» **Problem requirements**:
Report every line below that holds the word "goods".

» **Dataset entries**:
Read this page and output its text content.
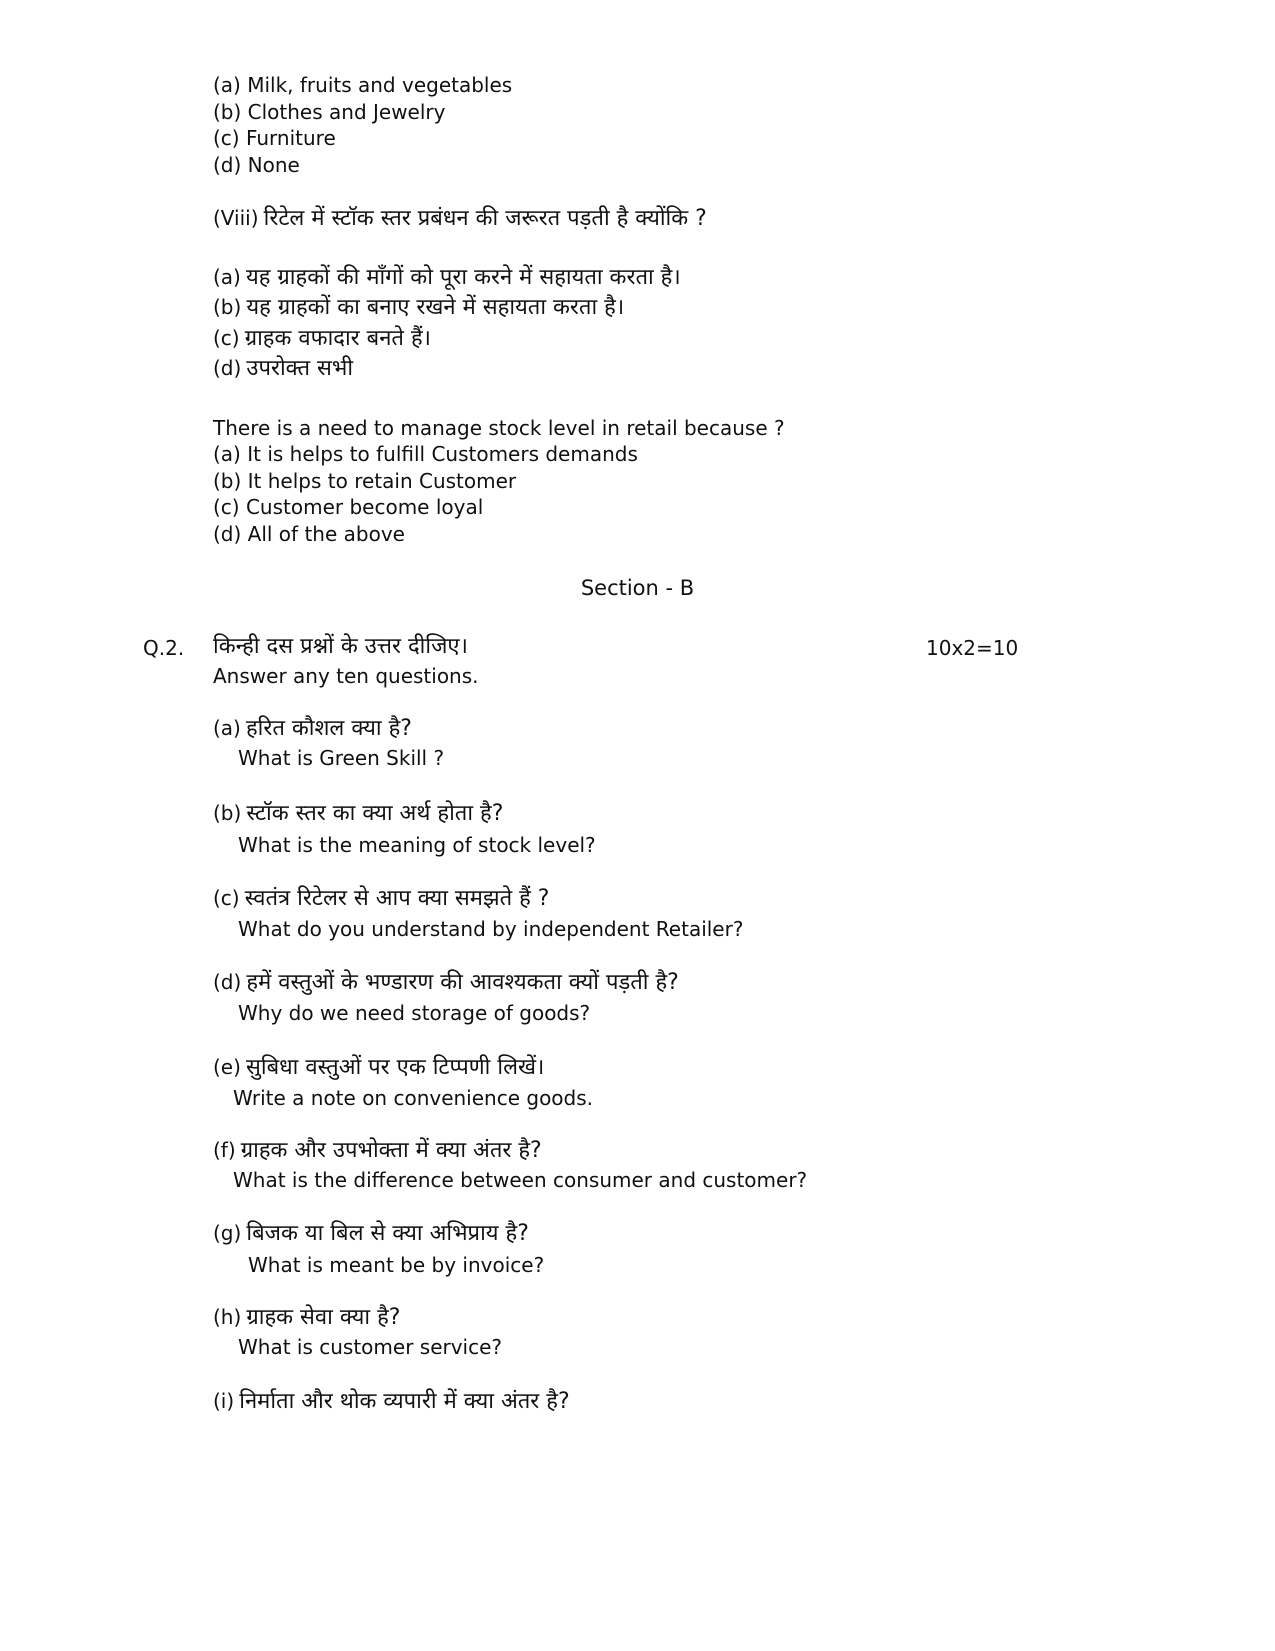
(a) Milk, fruits and vegetables
(b) Clothes and Jewelry
(c) Furniture
(d) None
(Viii) रिटेल में स्टॉक स्तर प्रबंधन की जरूरत पड़ती है क्योंकि ?
(a) यह ग्राहकों की माँगों को पूरा करने में सहायता करता है।
(b) यह ग्राहकों का बनाए रखने में सहायता करता है।
(c) ग्राहक वफादार बनते हैं।
(d) उपरोक्त सभी
There is a need to manage stock level in retail because ?
(a) It is helps to fulfill Customers demands
(b) It helps to retain Customer
(c) Customer become loyal
(d) All of the above
Section - B
Q.2. किन्ही दस प्रश्नों के उत्तर दीजिए।	10x2=10
Answer any ten questions.
(a) हरित कौशल क्या है?
What is Green Skill ?
(b) स्टॉक स्तर का क्या अर्थ होता है?
What is the meaning of stock level?
(c) स्वतंत्र रिटेलर से आप क्या समझते हैं ?
What do you understand by independent Retailer?
(d) हमें वस्तुओं के भण्डारण की आवश्यकता क्यों पड़ती है?
Why do we need storage of goods?
(e) सुबिधा वस्तुओं पर एक टिप्पणी लिखें।
Write a note on convenience goods.
(f) ग्राहक और उपभोक्ता में क्या अंतर है?
What is the difference between consumer and customer?
(g) बिजक या बिल से क्या अभिप्राय है?
What is meant be by invoice?
(h) ग्राहक सेवा क्या है?
What is customer service?
(i) निर्माता और थोक व्यपारी में क्या अंतर है?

» **Worked answer**:
Why do we need storage of goods?
Write a note on convenience goods.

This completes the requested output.